◆ **Dataset excerpts**:
--

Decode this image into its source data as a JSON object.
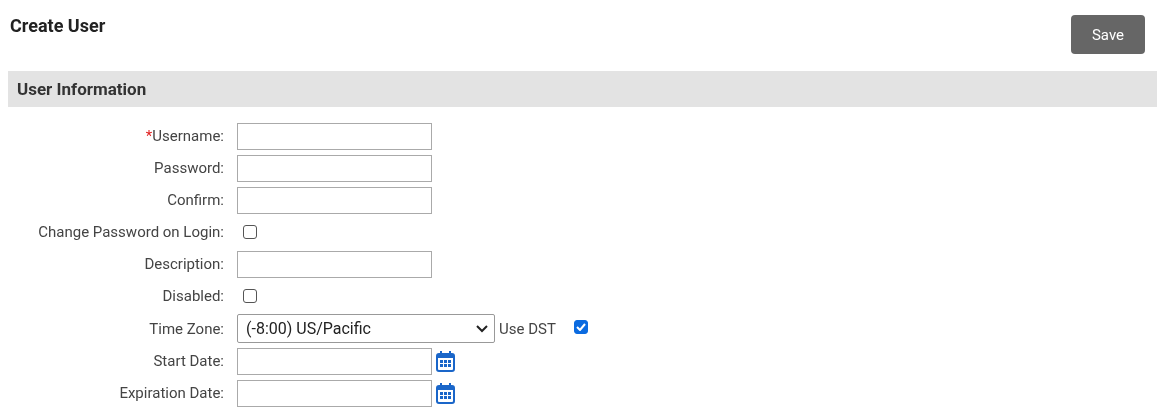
{
  "page": {
    "title": "Create User"
  },
  "save_button": "Save",
  "section": {
    "title": "User Information"
  },
  "fields": [
    {
      "kind": "text",
      "label": "Username:",
      "required_mark": "*"
    },
    {
      "kind": "text",
      "label": "Password:"
    },
    {
      "kind": "text",
      "label": "Confirm:"
    },
    {
      "kind": "checkbox",
      "label": "Change Password on Login:",
      "checked": false
    },
    {
      "kind": "text",
      "label": "Description:"
    },
    {
      "kind": "checkbox",
      "label": "Disabled:",
      "checked": false
    },
    {
      "kind": "select",
      "label": "Time Zone:",
      "value": "(-8:00) US/Pacific",
      "extra_label": "Use DST",
      "extra_checked": true
    },
    {
      "kind": "date",
      "label": "Start Date:"
    },
    {
      "kind": "date",
      "label": "Expiration Date:"
    }
  ]
}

--

◆ **What you are asked to do**: Leave the pictures out, and transcribe each of the records exactly.

◆ **Output of the exercise**:
Decode this image into its source data as a JSON object.
{
  "page": {
    "title": "Create User"
  },
  "save_button": "Save",
  "section": {
    "title": "User Information"
  },
  "fields": [
    {
      "kind": "text",
      "label": "Username:",
      "required_mark": "*"
    },
    {
      "kind": "text",
      "label": "Password:"
    },
    {
      "kind": "text",
      "label": "Confirm:"
    },
    {
      "kind": "checkbox",
      "label": "Change Password on Login:",
      "checked": false
    },
    {
      "kind": "text",
      "label": "Description:"
    },
    {
      "kind": "checkbox",
      "label": "Disabled:",
      "checked": false
    },
    {
      "kind": "select",
      "label": "Time Zone:",
      "value": "(-8:00) US/Pacific",
      "extra_label": "Use DST",
      "extra_checked": true
    },
    {
      "kind": "date",
      "label": "Start Date:"
    },
    {
      "kind": "date",
      "label": "Expiration Date:"
    }
  ]
}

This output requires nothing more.